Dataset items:
+ + +
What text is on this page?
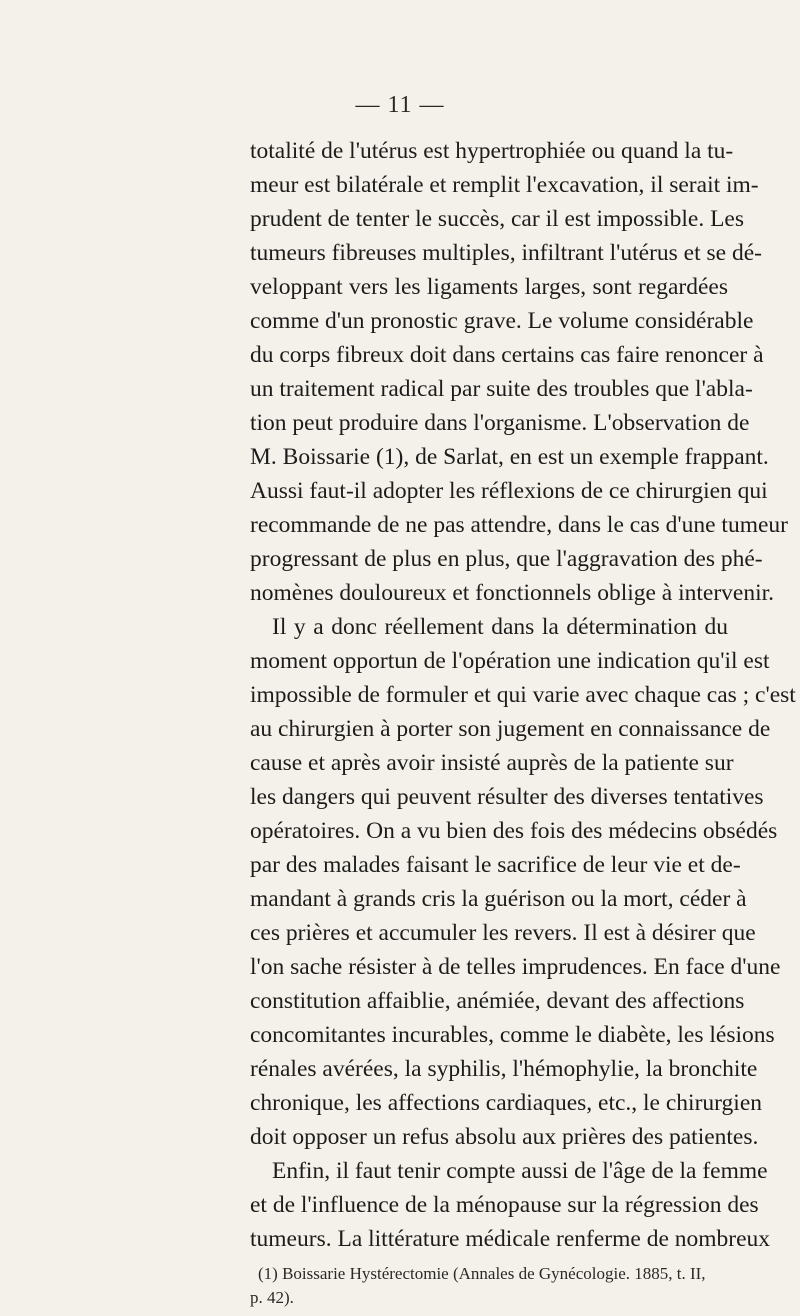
— 11 —
totalité de l'utérus est hypertrophiée ou quand la tu-
meur est bilatérale et remplit l'excavation, il serait im-
prudent de tenter le succès, car il est impossible. Les
tumeurs fibreuses multiples, infiltrant l'utérus et se dé-
veloppant vers les ligaments larges, sont regardées
comme d'un pronostic grave. Le volume considérable
du corps fibreux doit dans certains cas faire renoncer à
un traitement radical par suite des troubles que l'abla-
tion peut produire dans l'organisme. L'observation de
M. Boissarie (1), de Sarlat, en est un exemple frappant.
Aussi faut-il adopter les réflexions de ce chirurgien qui
recommande de ne pas attendre, dans le cas d'une tumeur
progressant de plus en plus, que l'aggravation des phé-
nomènes douloureux et fonctionnels oblige à intervenir.
Il y a donc réellement dans la détermination du
moment opportun de l'opération une indication qu'il est
impossible de formuler et qui varie avec chaque cas ; c'est
au chirurgien à porter son jugement en connaissance de
cause et après avoir insisté auprès de la patiente sur
les dangers qui peuvent résulter des diverses tentatives
opératoires. On a vu bien des fois des médecins obsédés
par des malades faisant le sacrifice de leur vie et de-
mandant à grands cris la guérison ou la mort, céder à
ces prières et accumuler les revers. Il est à désirer que
l'on sache résister à de telles imprudences. En face d'une
constitution affaiblie, anémiée, devant des affections
concomitantes incurables, comme le diabète, les lésions
rénales avérées, la syphilis, l'hémophylie, la bronchite
chronique, les affections cardiaques, etc., le chirurgien
doit opposer un refus absolu aux prières des patientes.
Enfin, il faut tenir compte aussi de l'âge de la femme
et de l'influence de la ménopause sur la régression des
tumeurs. La littérature médicale renferme de nombreux
(1) Boissarie Hystérectomie (Annales de Gynécologie. 1885, t. II,
p. 42).
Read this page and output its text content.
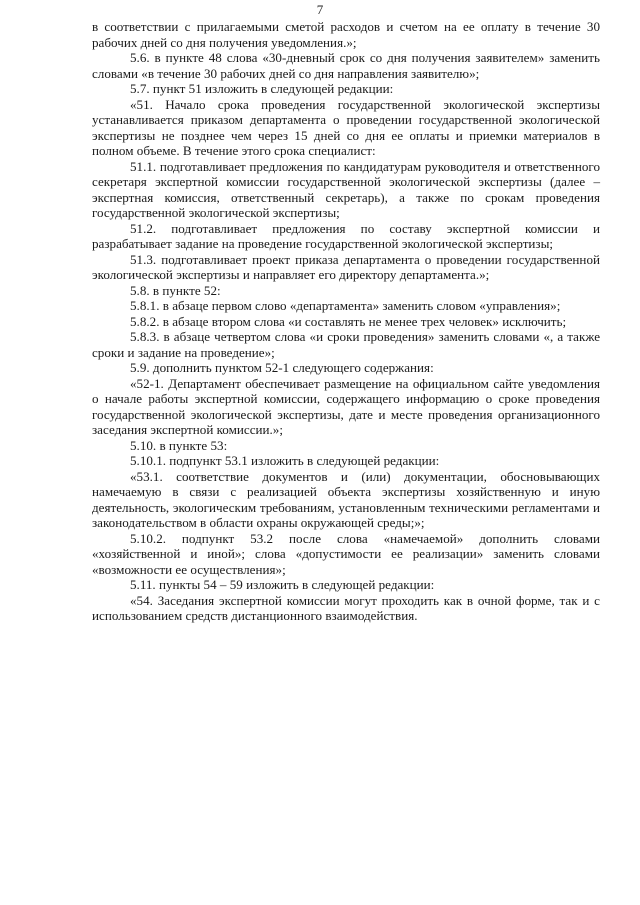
7

в соответствии с прилагаемыми сметой расходов и счетом на ее оплату в течение 30 рабочих дней со дня получения уведомления.»;

5.6. в пункте 48 слова «30-дневный срок со дня получения заявителем» заменить словами «в течение 30 рабочих дней со дня направления заявителю»;

5.7. пункт 51 изложить в следующей редакции:

«51. Начало срока проведения государственной экологической экспертизы устанавливается приказом департамента о проведении государственной экологической экспертизы не позднее чем через 15 дней со дня ее оплаты и приемки материалов в полном объеме. В течение этого срока специалист:

51.1. подготавливает предложения по кандидатурам руководителя и ответственного секретаря экспертной комиссии государственной экологической экспертизы (далее – экспертная комиссия, ответственный секретарь), а также по срокам проведения государственной экологической экспертизы;

51.2. подготавливает предложения по составу экспертной комиссии и разрабатывает задание на проведение государственной экологической экспертизы;

51.3. подготавливает проект приказа департамента о проведении государственной экологической экспертизы и направляет его директору департамента.»;

5.8. в пункте 52:

5.8.1. в абзаце первом слово «департамента» заменить словом «управления»;

5.8.2. в абзаце втором слова «и составлять не менее трех человек» исключить;

5.8.3. в абзаце четвертом слова «и сроки проведения» заменить словами «, а также сроки и задание на проведение»;

5.9. дополнить пунктом 52-1 следующего содержания:

«52-1. Департамент обеспечивает размещение на официальном сайте уведомления о начале работы экспертной комиссии, содержащего информацию о сроке проведения государственной экологической экспертизы, дате и месте проведения организационного заседания экспертной комиссии.»;

5.10. в пункте 53:

5.10.1. подпункт 53.1 изложить в следующей редакции:

«53.1. соответствие документов и (или) документации, обосновывающих намечаемую в связи с реализацией объекта экспертизы хозяйственную и иную деятельность, экологическим требованиям, установленным техническими регламентами и законодательством в области охраны окружающей среды;»;

5.10.2. подпункт 53.2 после слова «намечаемой» дополнить словами «хозяйственной и иной»; слова «допустимости ее реализации» заменить словами «возможности ее осуществления»;

5.11. пункты 54 – 59 изложить в следующей редакции:

«54. Заседания экспертной комиссии могут проходить как в очной форме, так и с использованием средств дистанционного взаимодействия.
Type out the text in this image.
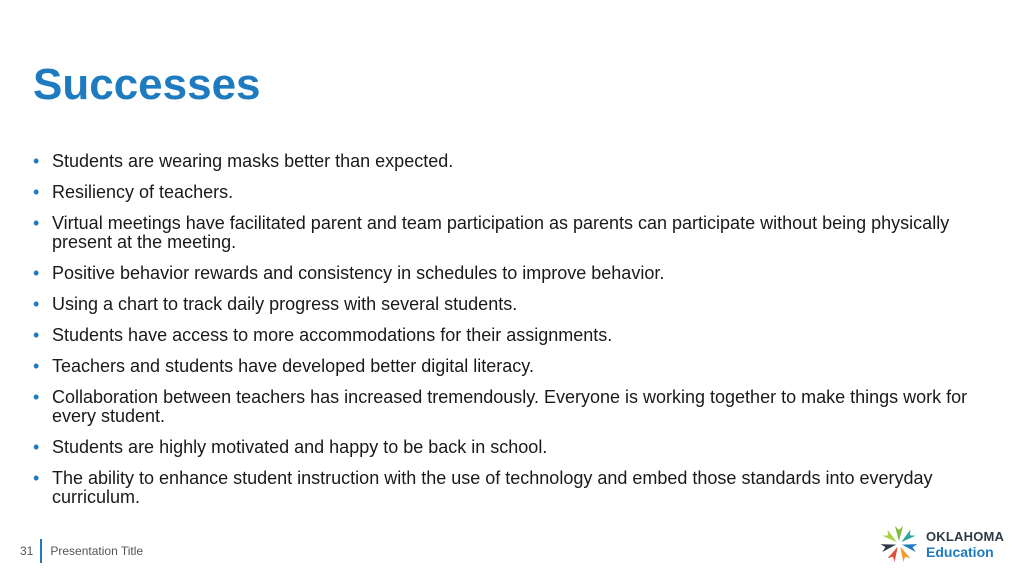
Successes
• Students are wearing masks better than expected.
• Resiliency of teachers.
• Virtual meetings have facilitated parent and team participation as parents can participate without being physically present at the meeting.
• Positive behavior rewards and consistency in schedules to improve behavior.
• Using a chart to track daily progress with several students.
• Students have access to more accommodations for their assignments.
• Teachers and students have developed better digital literacy.
• Collaboration between teachers has increased tremendously. Everyone is working together to make things work for every student.
• Students are highly motivated and happy to be back in school.
• The ability to enhance student instruction with the use of technology and embed those standards into everyday curriculum.
31 Presentation Title
OKLAHOMA
Education
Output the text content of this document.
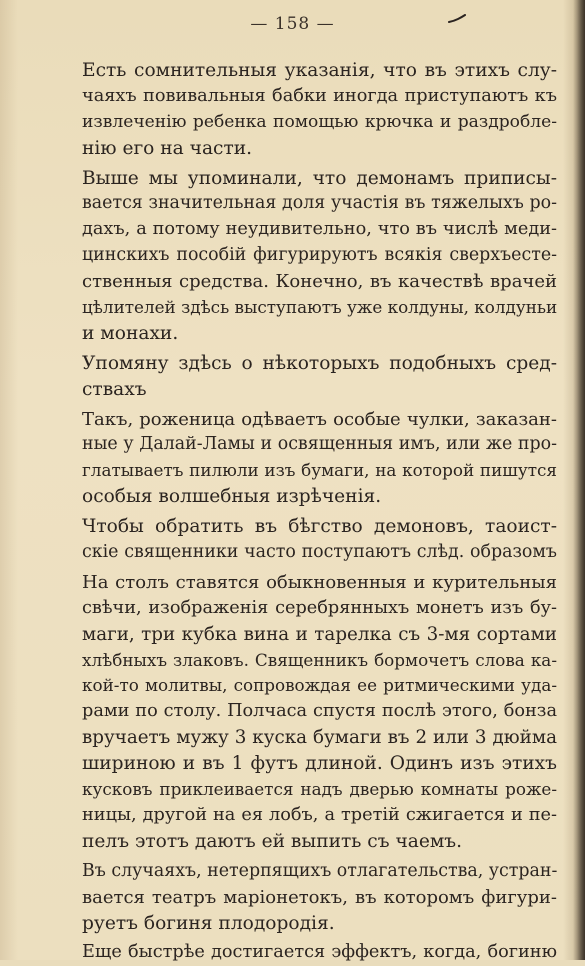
— 158 —

Есть сомнительныя указанія, что въ этихъ слу-
чаяхъ повивальныя бабки иногда приступаютъ къ
извлеченію ребенка помощью крючка и раздробле-
нію его на части.

Выше мы упоминали, что демонамъ приписы-
вается значительная доля участія въ тяжелыхъ ро-
дахъ, а потому неудивительно, что въ числѣ меди-
цинскихъ пособій фигурируютъ всякія сверхъесте-
ственныя средства. Конечно, въ качествѣ врачей
цѣлителей здѣсь выступаютъ уже колдуны, колдуньи
и монахи.

Упомяну здѣсь о нѣкоторыхъ подобныхъ сред-
ствахъ

Такъ, роженица одѣваетъ особые чулки, заказан-
ные у Далай-Ламы и освященныя имъ, или же про-
глатываетъ пилюли изъ бумаги, на которой пишутся
особыя волшебныя изрѣченія.

Чтобы обратить въ бѣгство демоновъ, таоист-
скіе священники часто поступаютъ слѣд. образомъ

На столъ ставятся обыкновенныя и курительныя
свѣчи, изображенія серебрянныхъ монетъ изъ бу-
маги, три кубка вина и тарелка съ 3-мя сортами
хлѣбныхъ злаковъ. Священникъ бормочетъ слова ка-
кой-то молитвы, сопровождая ее ритмическими уда-
рами по столу. Полчаса спустя послѣ этого, бонза
вручаетъ мужу 3 куска бумаги въ 2 или 3 дюйма
шириною и въ 1 футъ длиной. Одинъ изъ этихъ
кусковъ приклеивается надъ дверью комнаты роже-
ницы, другой на ея лобъ, а третій сжигается и пе-
пелъ этотъ даютъ ей выпить съ чаемъ.

Въ случаяхъ, нетерпящихъ отлагательства, устран-
вается театръ маріонетокъ, въ которомъ фигури-
руетъ богиня плодородія.

Еще быстрѣе достигается эффектъ, когда, богиню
+ + +
Given problem:
Go through the listing above and pull out each line containing the word "следующей".

Exercise output:
5.7. пункт 51 изложить в следующей редакции:
5.10.1. подпункт 53.1 изложить в следующей редакции:
5.11. пункты 54 – 59 изложить в следующей редакции:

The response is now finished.